**Your instructions:**
Faithfully return all lines, omitting every embedded picture.

[Dataset items]
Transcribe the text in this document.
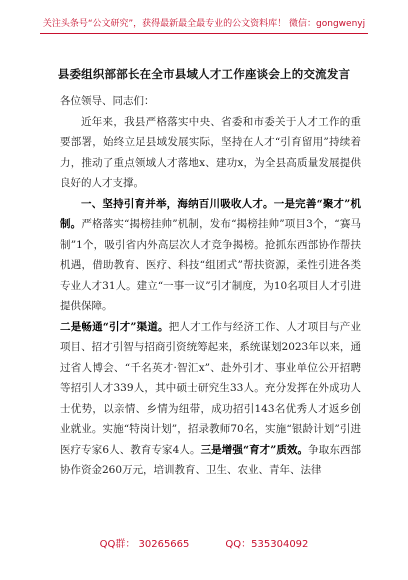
关注头条号“公文研究”，获得最新最全最专业的公文资料库！ 微信：gongwenyj
县委组织部部长在全市县域人才工作座谈会上的交流发言

各位领导、同志们：

近年来，我县严格落实中央、省委和市委关于人才工作的重要部署，始终立足县域发展实际，坚持在人才“引育留用”持续着力，推动了重点领域人才落地x、建功x，为全县高质量发展提供良好的人才支撑。

一、坚持引育并举，海纳百川吸收人才。一是完善“聚才”机制。严格落实“揭榜挂帅”机制，发布“揭榜挂帅”项目3个，“赛马制”1个，吸引省内外高层次人才竞争揭榜。抢抓东西部协作帮扶机遇，借助教育、医疗、科技“组团式”帮扶资源，柔性引进各类专业人才31人。建立“一事一议”引才制度，为10名项目人才引进提供保障。

二是畅通“引才”渠道。把人才工作与经济工作、人才项目与产业项目、招才引智与招商引资统筹起来，系统谋划2023年以来，通过省人博会、“千名英才·智汇x”、赴外引才、事业单位公开招聘等招引人才339人，其中硕士研究生33人。充分发挥在外成功人士优势，以亲情、乡情为纽带，成功招引143名优秀人才返乡创业就业。实施“特岗计划”，招录教师70名，实施“银龄计划”引进医疗专家6人、教育专家4人。三是增强“育才”质效。争取东西部协作资金260万元，培训教育、卫生、农业、青年、法律

QQ群： 30265665	QQ：535304092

**Solved problem:**
Transcribe the text in this document.
关注头条号“公文研究”，获得最新最全最专业的公文资料库！ 微信：gongwenyj
县委组织部部长在全市县域人才工作座谈会上的交流发言

各位领导、同志们：

近年来，我县严格落实中央、省委和市委关于人才工作的重要部署，始终立足县域发展实际，坚持在人才“引育留用”持续着力，推动了重点领域人才落地x、建功x，为全县高质量发展提供良好的人才支撑。

一、坚持引育并举，海纳百川吸收人才。一是完善“聚才”机制。严格落实“揭榜挂帅”机制，发布“揭榜挂帅”项目3个，“赛马制”1个，吸引省内外高层次人才竞争揭榜。抢抓东西部协作帮扶机遇，借助教育、医疗、科技“组团式”帮扶资源，柔性引进各类专业人才31人。建立“一事一议”引才制度，为10名项目人才引进提供保障。

二是畅通“引才”渠道。把人才工作与经济工作、人才项目与产业项目、招才引智与招商引资统筹起来，系统谋划2023年以来，通过省人博会、“千名英才·智汇x”、赴外引才、事业单位公开招聘等招引人才339人，其中硕士研究生33人。充分发挥在外成功人士优势，以亲情、乡情为纽带，成功招引143名优秀人才返乡创业就业。实施“特岗计划”，招录教师70名，实施“银龄计划”引进医疗专家6人、教育专家4人。三是增强“育才”质效。争取东西部协作资金260万元，培训教育、卫生、农业、青年、法律

QQ群： 30265665	QQ：535304092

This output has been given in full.